» Work required
Your task is to print all of the material verbatim.

» Given data
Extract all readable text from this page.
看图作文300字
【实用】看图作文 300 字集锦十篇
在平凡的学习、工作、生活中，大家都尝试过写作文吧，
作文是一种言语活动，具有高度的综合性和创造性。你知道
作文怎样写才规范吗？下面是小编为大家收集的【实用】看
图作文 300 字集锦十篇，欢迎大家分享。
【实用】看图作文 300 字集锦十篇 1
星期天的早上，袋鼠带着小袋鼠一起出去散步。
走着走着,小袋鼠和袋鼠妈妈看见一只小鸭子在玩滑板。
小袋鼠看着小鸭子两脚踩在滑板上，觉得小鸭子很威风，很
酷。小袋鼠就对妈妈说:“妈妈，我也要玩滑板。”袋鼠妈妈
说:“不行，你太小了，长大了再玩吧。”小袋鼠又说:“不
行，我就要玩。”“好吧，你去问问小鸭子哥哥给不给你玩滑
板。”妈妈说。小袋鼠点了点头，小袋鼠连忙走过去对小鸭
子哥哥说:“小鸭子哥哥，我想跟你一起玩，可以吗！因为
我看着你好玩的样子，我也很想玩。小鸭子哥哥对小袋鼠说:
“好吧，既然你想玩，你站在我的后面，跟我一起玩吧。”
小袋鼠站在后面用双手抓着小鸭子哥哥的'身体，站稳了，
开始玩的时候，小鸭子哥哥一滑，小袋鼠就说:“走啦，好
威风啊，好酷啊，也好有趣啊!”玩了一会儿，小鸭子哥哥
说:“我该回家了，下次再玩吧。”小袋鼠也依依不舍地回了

» Result of the exercise
Extract all readable text from this page.
看图作文300字
【实用】看图作文 300 字集锦十篇
在平凡的学习、工作、生活中，大家都尝试过写作文吧，
作文是一种言语活动，具有高度的综合性和创造性。你知道
作文怎样写才规范吗？下面是小编为大家收集的【实用】看
图作文 300 字集锦十篇，欢迎大家分享。
【实用】看图作文 300 字集锦十篇 1
星期天的早上，袋鼠带着小袋鼠一起出去散步。
走着走着,小袋鼠和袋鼠妈妈看见一只小鸭子在玩滑板。
小袋鼠看着小鸭子两脚踩在滑板上，觉得小鸭子很威风，很
酷。小袋鼠就对妈妈说:“妈妈，我也要玩滑板。”袋鼠妈妈
说:“不行，你太小了，长大了再玩吧。”小袋鼠又说:“不
行，我就要玩。”“好吧，你去问问小鸭子哥哥给不给你玩滑
板。”妈妈说。小袋鼠点了点头，小袋鼠连忙走过去对小鸭
子哥哥说:“小鸭子哥哥，我想跟你一起玩，可以吗！因为
我看着你好玩的样子，我也很想玩。小鸭子哥哥对小袋鼠说:
“好吧，既然你想玩，你站在我的后面，跟我一起玩吧。”
小袋鼠站在后面用双手抓着小鸭子哥哥的'身体，站稳了，
开始玩的时候，小鸭子哥哥一滑，小袋鼠就说:“走啦，好
威风啊，好酷啊，也好有趣啊!”玩了一会儿，小鸭子哥哥
说:“我该回家了，下次再玩吧。”小袋鼠也依依不舍地回了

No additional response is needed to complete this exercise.